** START DATA PROVIDED **
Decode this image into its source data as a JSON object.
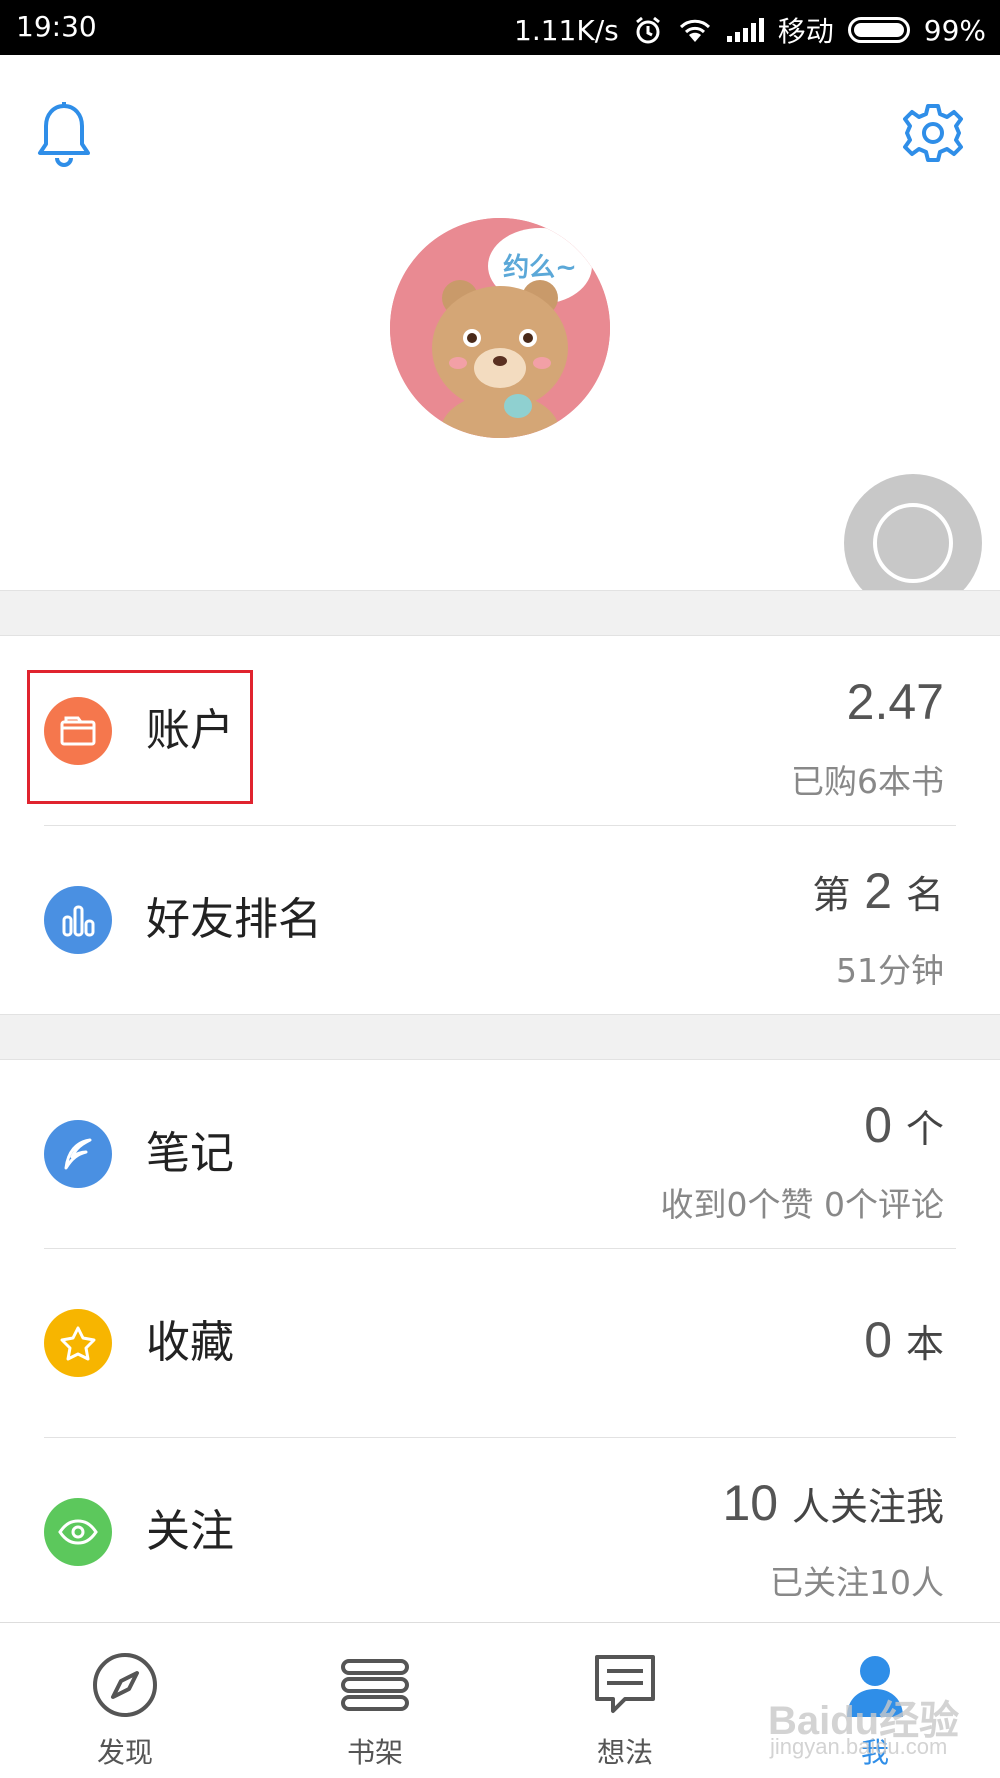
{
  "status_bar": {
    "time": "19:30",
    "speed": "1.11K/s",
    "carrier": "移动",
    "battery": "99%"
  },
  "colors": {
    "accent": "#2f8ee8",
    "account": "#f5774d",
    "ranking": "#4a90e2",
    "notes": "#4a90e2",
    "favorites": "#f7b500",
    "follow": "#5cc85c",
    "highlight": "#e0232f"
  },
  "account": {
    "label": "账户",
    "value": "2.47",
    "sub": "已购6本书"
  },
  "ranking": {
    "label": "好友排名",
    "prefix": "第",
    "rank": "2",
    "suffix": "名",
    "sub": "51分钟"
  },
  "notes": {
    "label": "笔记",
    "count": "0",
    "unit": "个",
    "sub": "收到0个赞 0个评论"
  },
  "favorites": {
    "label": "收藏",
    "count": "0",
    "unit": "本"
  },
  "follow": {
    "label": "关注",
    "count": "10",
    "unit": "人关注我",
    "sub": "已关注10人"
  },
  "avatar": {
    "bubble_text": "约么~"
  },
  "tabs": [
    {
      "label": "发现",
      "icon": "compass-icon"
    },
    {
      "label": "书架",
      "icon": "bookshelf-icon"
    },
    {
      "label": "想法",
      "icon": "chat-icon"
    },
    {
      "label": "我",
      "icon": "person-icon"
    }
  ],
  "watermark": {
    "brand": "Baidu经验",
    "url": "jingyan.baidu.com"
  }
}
** END DATA PROVIDED **
▶ _DESCRIPTION OF THE TASK_
Print every entry exactly as written, without the pictures.

▶ _SOLUTION TO THIS PROBLEM_
Decode this image into its source data as a JSON object.
{
  "status_bar": {
    "time": "19:30",
    "speed": "1.11K/s",
    "carrier": "移动",
    "battery": "99%"
  },
  "colors": {
    "accent": "#2f8ee8",
    "account": "#f5774d",
    "ranking": "#4a90e2",
    "notes": "#4a90e2",
    "favorites": "#f7b500",
    "follow": "#5cc85c",
    "highlight": "#e0232f"
  },
  "account": {
    "label": "账户",
    "value": "2.47",
    "sub": "已购6本书"
  },
  "ranking": {
    "label": "好友排名",
    "prefix": "第",
    "rank": "2",
    "suffix": "名",
    "sub": "51分钟"
  },
  "notes": {
    "label": "笔记",
    "count": "0",
    "unit": "个",
    "sub": "收到0个赞 0个评论"
  },
  "favorites": {
    "label": "收藏",
    "count": "0",
    "unit": "本"
  },
  "follow": {
    "label": "关注",
    "count": "10",
    "unit": "人关注我",
    "sub": "已关注10人"
  },
  "avatar": {
    "bubble_text": "约么~"
  },
  "tabs": [
    {
      "label": "发现",
      "icon": "compass-icon"
    },
    {
      "label": "书架",
      "icon": "bookshelf-icon"
    },
    {
      "label": "想法",
      "icon": "chat-icon"
    },
    {
      "label": "我",
      "icon": "person-icon"
    }
  ],
  "watermark": {
    "brand": "Baidu经验",
    "url": "jingyan.baidu.com"
  }
}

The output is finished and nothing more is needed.